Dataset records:

START

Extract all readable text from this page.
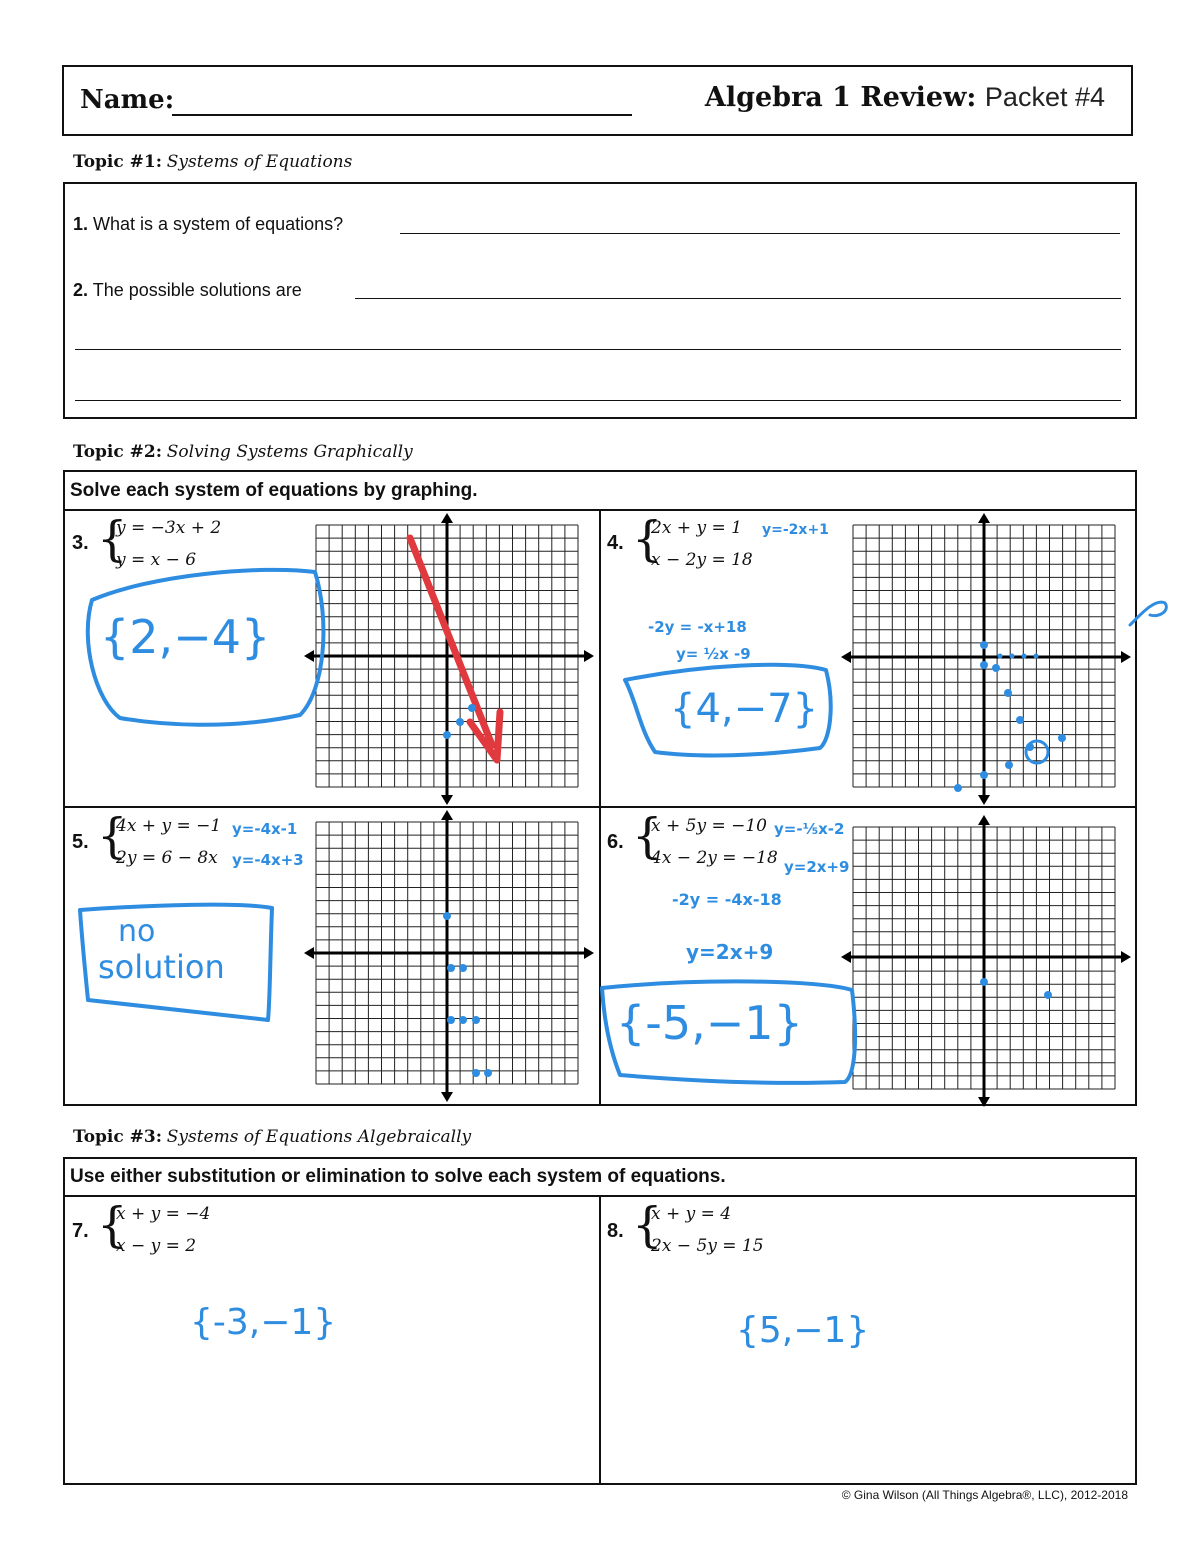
Name:	Algebra 1 Review: Packet #4
Topic #1: Systems of Equations
1. What is a system of equations?
2. The possible solutions are
Topic #2: Solving Systems Graphically
Solve each system of equations by graphing.
3. {
y = −3x + 2
y = x − 6
{2,−4}
4. {
2x + y = 1
x − 2y = 18
y=-2x+1
-2y = -x+18
y= ½x -9
{4,−7}
5. {
4x + y = −1
2y = 6 − 8x
y=-4x-1
y=-4x+3
no
solution
6. {
x + 5y = −10
4x − 2y = −18
y=-⅕x-2
y=2x+9
-2y = -4x-18
y=2x+9
{-5,−1}
Topic #3: Systems of Equations Algebraically
Use either substitution or elimination to solve each system of equations.
7. {
x + y = −4
x − y = 2
{-3,−1}
8. {
x + y = 4
2x − 5y = 15
{5,−1}
© Gina Wilson (All Things Algebra®, LLC), 2012-2018
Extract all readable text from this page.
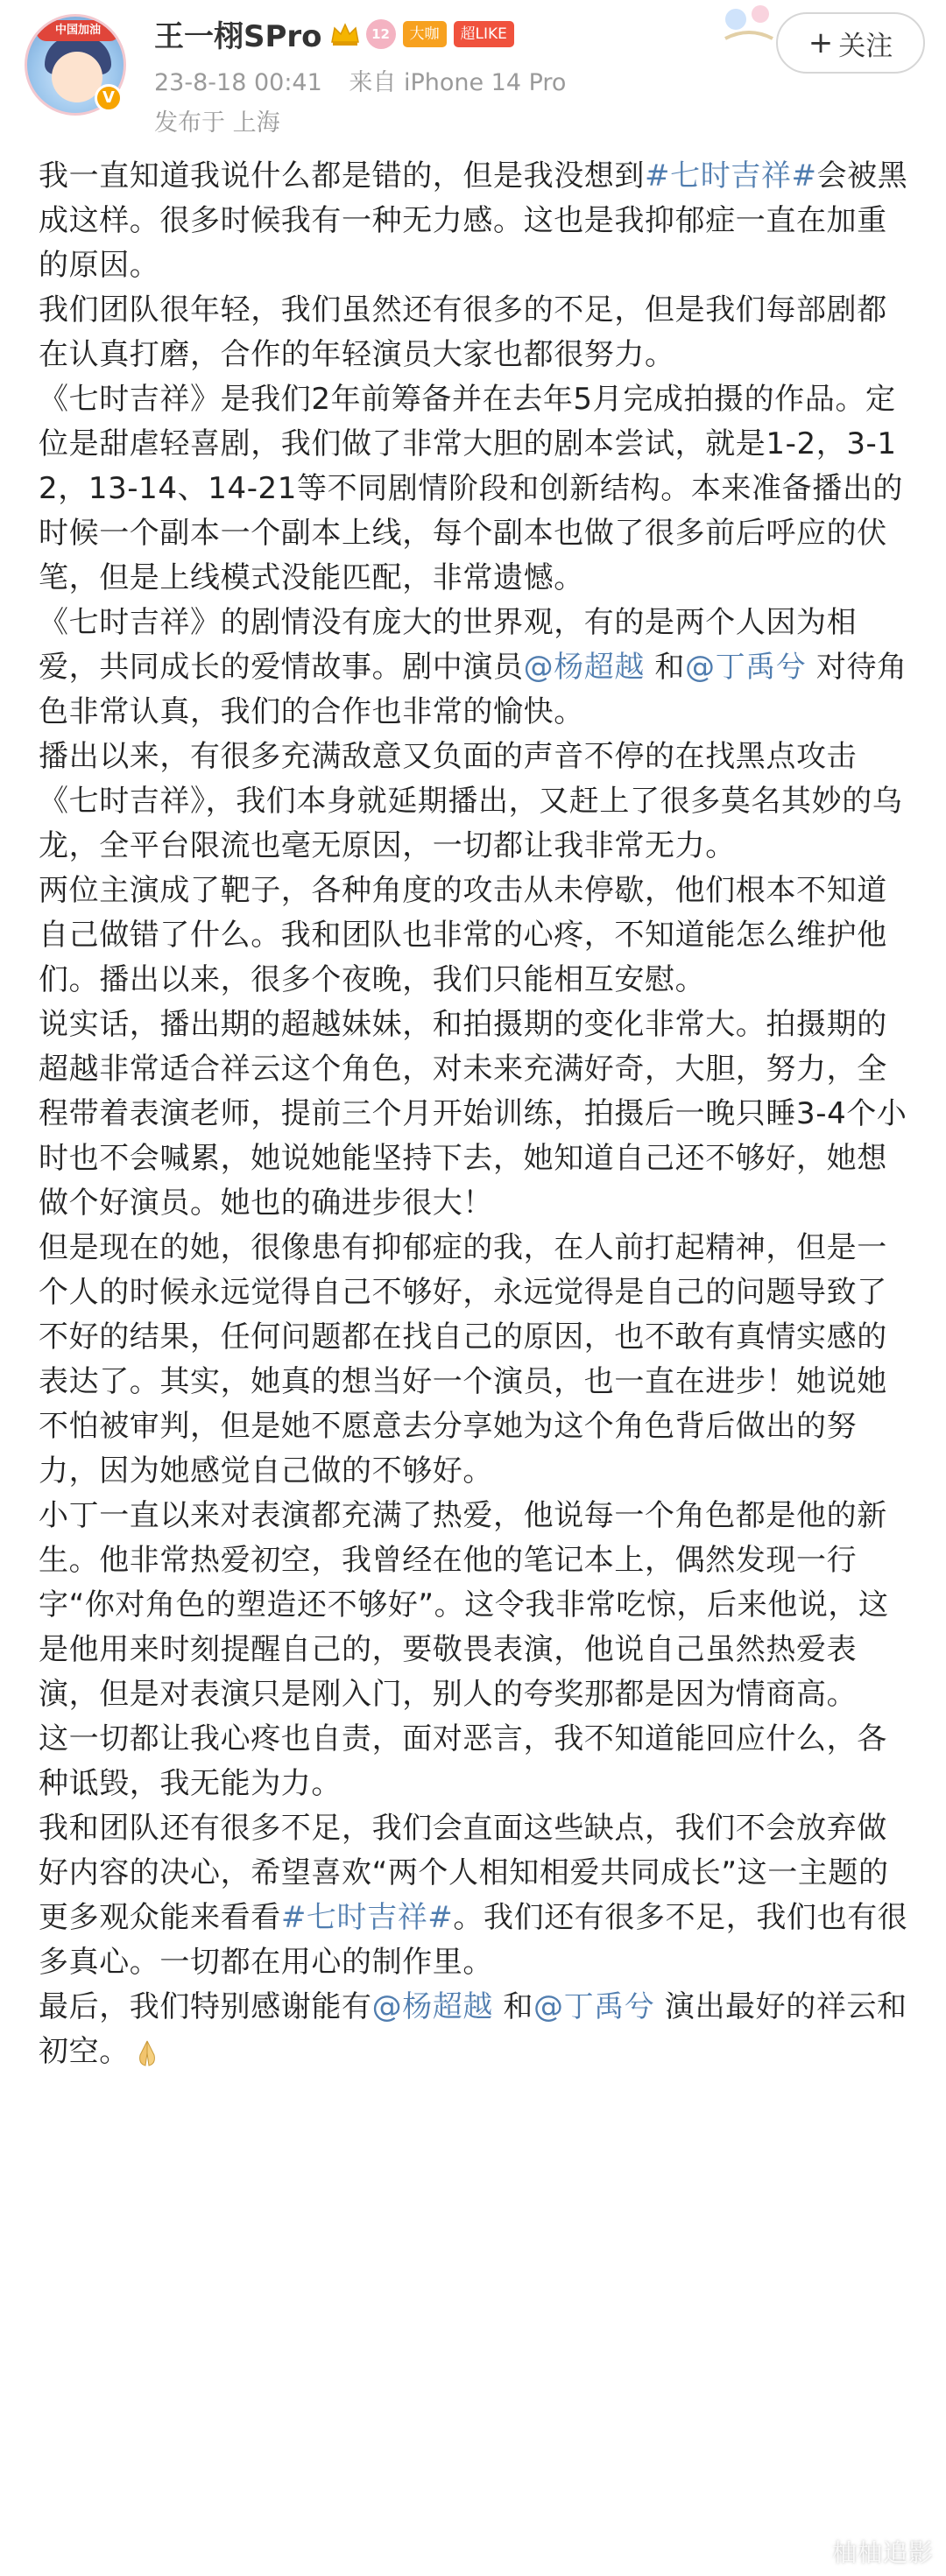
中国加油
V
王一栩SPro	12	大咖	超LIKE
23-8-18 00:41 来自 iPhone 14 Pro
发布于 上海
+ 关注

我一直知道我说什么都是错的，但是我没想到#七时吉祥#会被黑成这样。很多时候我有一种无力感。这也是我抑郁症一直在加重的原因。

我们团队很年轻，我们虽然还有很多的不足，但是我们每部剧都在认真打磨，合作的年轻演员大家也都很努力。

《七时吉祥》是我们2年前筹备并在去年5月完成拍摄的作品。定位是甜虐轻喜剧，我们做了非常大胆的剧本尝试，就是1-2，3-12，13-14、14-21等不同剧情阶段和创新结构。本来准备播出的时候一个副本一个副本上线，每个副本也做了很多前后呼应的伏笔，但是上线模式没能匹配，非常遗憾。

《七时吉祥》的剧情没有庞大的世界观，有的是两个人因为相爱，共同成长的爱情故事。剧中演员@杨超越 和@丁禹兮 对待角色非常认真，我们的合作也非常的愉快。

播出以来，有很多充满敌意又负面的声音不停的在找黑点攻击《七时吉祥》，我们本身就延期播出，又赶上了很多莫名其妙的乌龙，全平台限流也毫无原因，一切都让我非常无力。

两位主演成了靶子，各种角度的攻击从未停歇，他们根本不知道自己做错了什么。我和团队也非常的心疼，不知道能怎么维护他们。播出以来，很多个夜晚，我们只能相互安慰。

说实话，播出期的超越妹妹，和拍摄期的变化非常大。拍摄期的超越非常适合祥云这个角色，对未来充满好奇，大胆，努力，全程带着表演老师，提前三个月开始训练，拍摄后一晚只睡3-4个小时也不会喊累，她说她能坚持下去，她知道自己还不够好，她想做个好演员。她也的确进步很大！

但是现在的她，很像患有抑郁症的我，在人前打起精神，但是一个人的时候永远觉得自己不够好，永远觉得是自己的问题导致了不好的结果，任何问题都在找自己的原因，也不敢有真情实感的表达了。其实，她真的想当好一个演员，也一直在进步！她说她不怕被审判，但是她不愿意去分享她为这个角色背后做出的努力，因为她感觉自己做的不够好。

小丁一直以来对表演都充满了热爱，他说每一个角色都是他的新生。他非常热爱初空，我曾经在他的笔记本上，偶然发现一行字“你对角色的塑造还不够好”。这令我非常吃惊，后来他说，这是他用来时刻提醒自己的，要敬畏表演，他说自己虽然热爱表演，但是对表演只是刚入门，别人的夸奖那都是因为情商高。

这一切都让我心疼也自责，面对恶言，我不知道能回应什么，各种诋毁，我无能为力。

我和团队还有很多不足，我们会直面这些缺点，我们不会放弃做好内容的决心，希望喜欢“两个人相知相爱共同成长”这一主题的更多观众能来看看#七时吉祥#。我们还有很多不足，我们也有很多真心。一切都在用心的制作里。

最后，我们特别感谢能有@杨超越 和@丁禹兮 演出最好的祥云和初空。

柚柚追影
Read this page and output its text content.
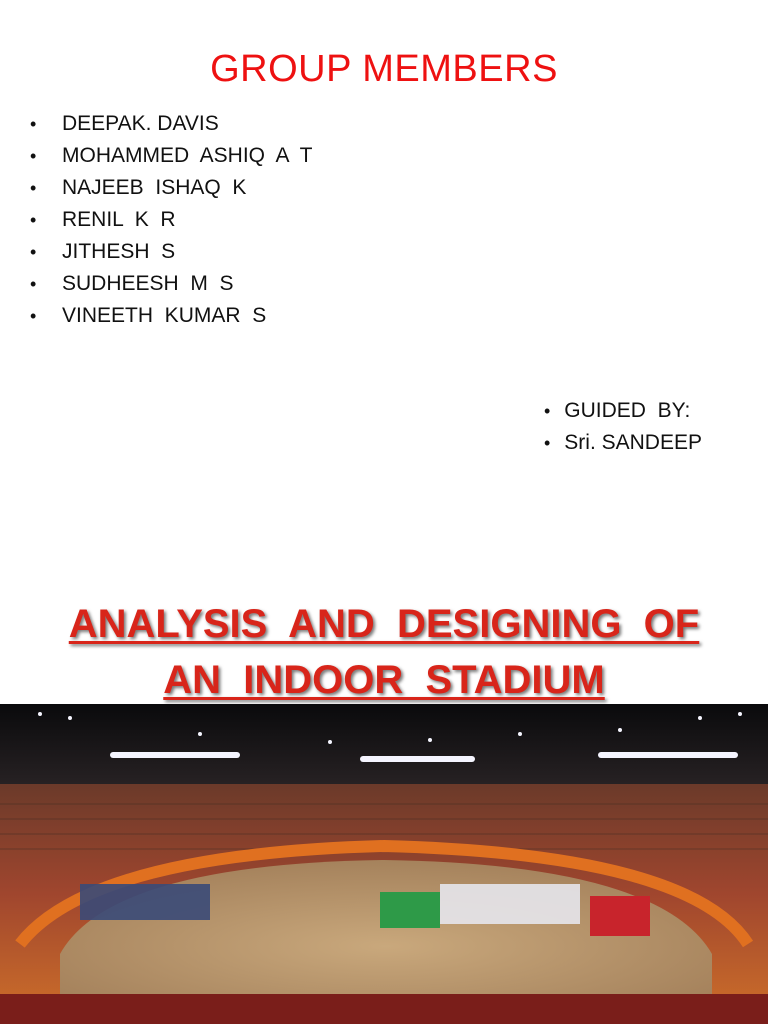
GROUP MEMBERS
•	DEEPAK. DAVIS
•	MOHAMMED  ASHIQ  A  T
•	NAJEEB  ISHAQ  K
•	RENIL  K  R
•	JITHESH  S
•	SUDHEESH  M  S
•	VINEETH  KUMAR  S
• GUIDED  BY:
• Sri. SANDEEP
ANALYSIS  AND  DESIGNING  OF
AN  INDOOR  STADIUM
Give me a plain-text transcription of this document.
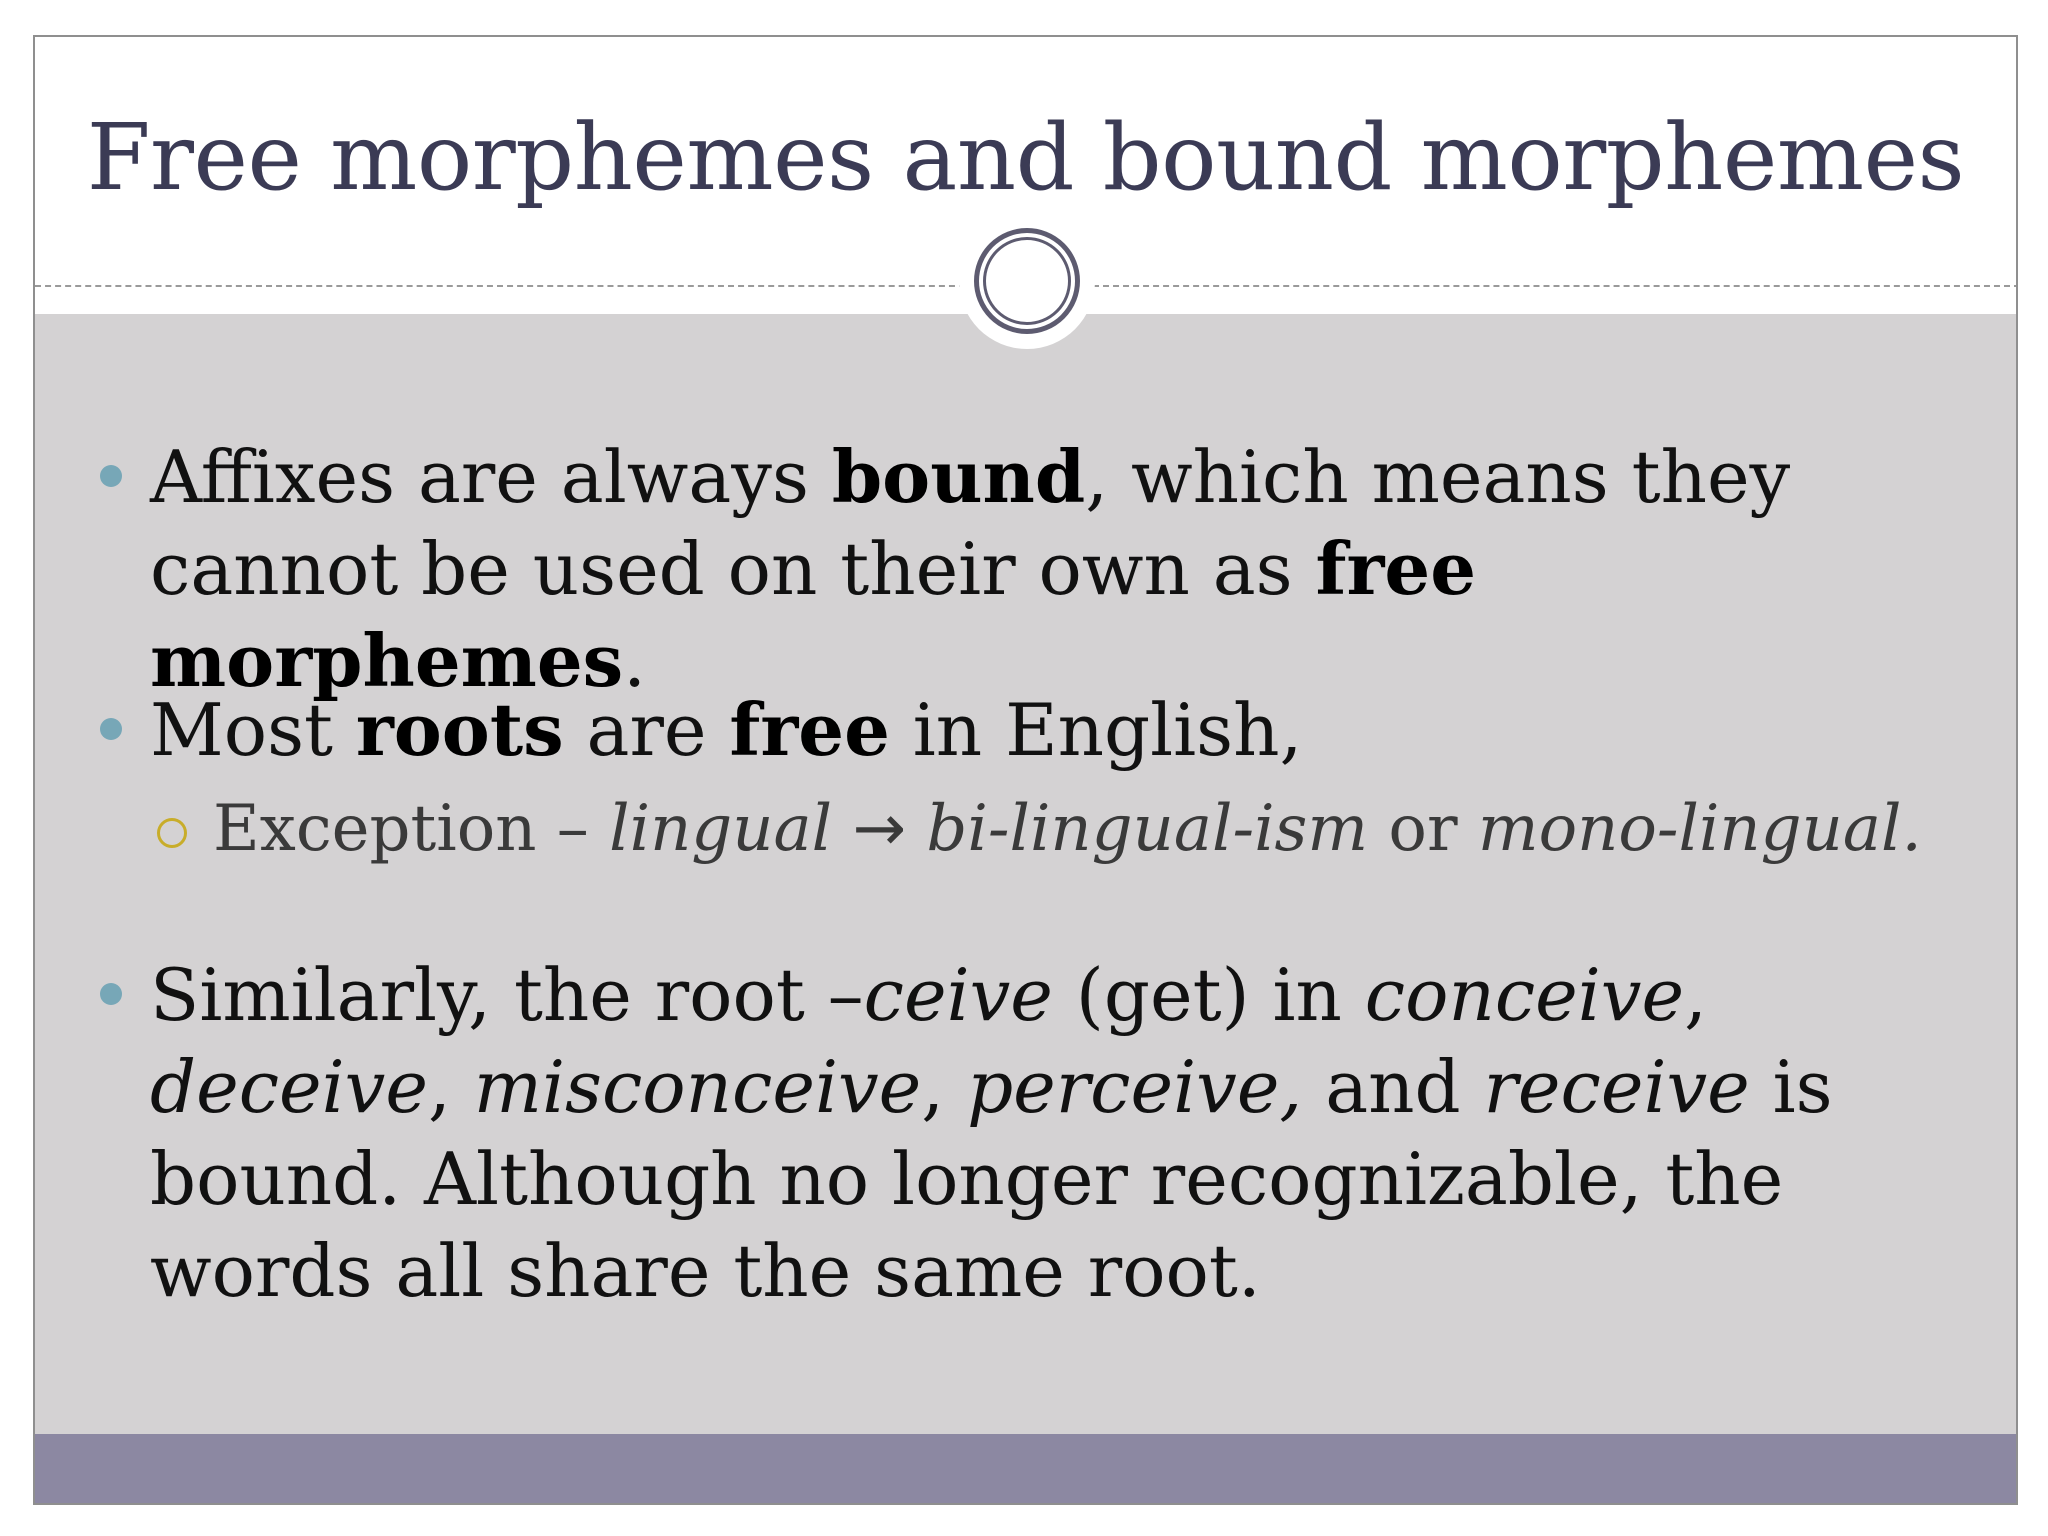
Free morphemes and bound morphemes
Affixes are always bound, which means they cannot be used on their own as free morphemes.
Most roots are free in English,
Exception – lingual → bi-lingual-ism or mono-lingual.
Similarly, the root –ceive (get) in conceive, deceive, misconceive, perceive, and receive is bound. Although no longer recognizable, the words all share the same root.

END

▸ WHAT THE EXERCISE ASKS
Quote verbatim the final run of lines in the material above, from the line that contains "Give me a plain-text" through the very last line, excluding any pictures.

▸ CORRECT OUTPUT
Give me a plain-text transcription of this document.
Free morphemes and bound morphemes
Affixes are always bound, which means they cannot be used on their own as free morphemes.
Most roots are free in English,
Exception – lingual → bi-lingual-ism or mono-lingual.
Similarly, the root –ceive (get) in conceive, deceive, misconceive, perceive, and receive is bound. Although no longer recognizable, the words all share the same root.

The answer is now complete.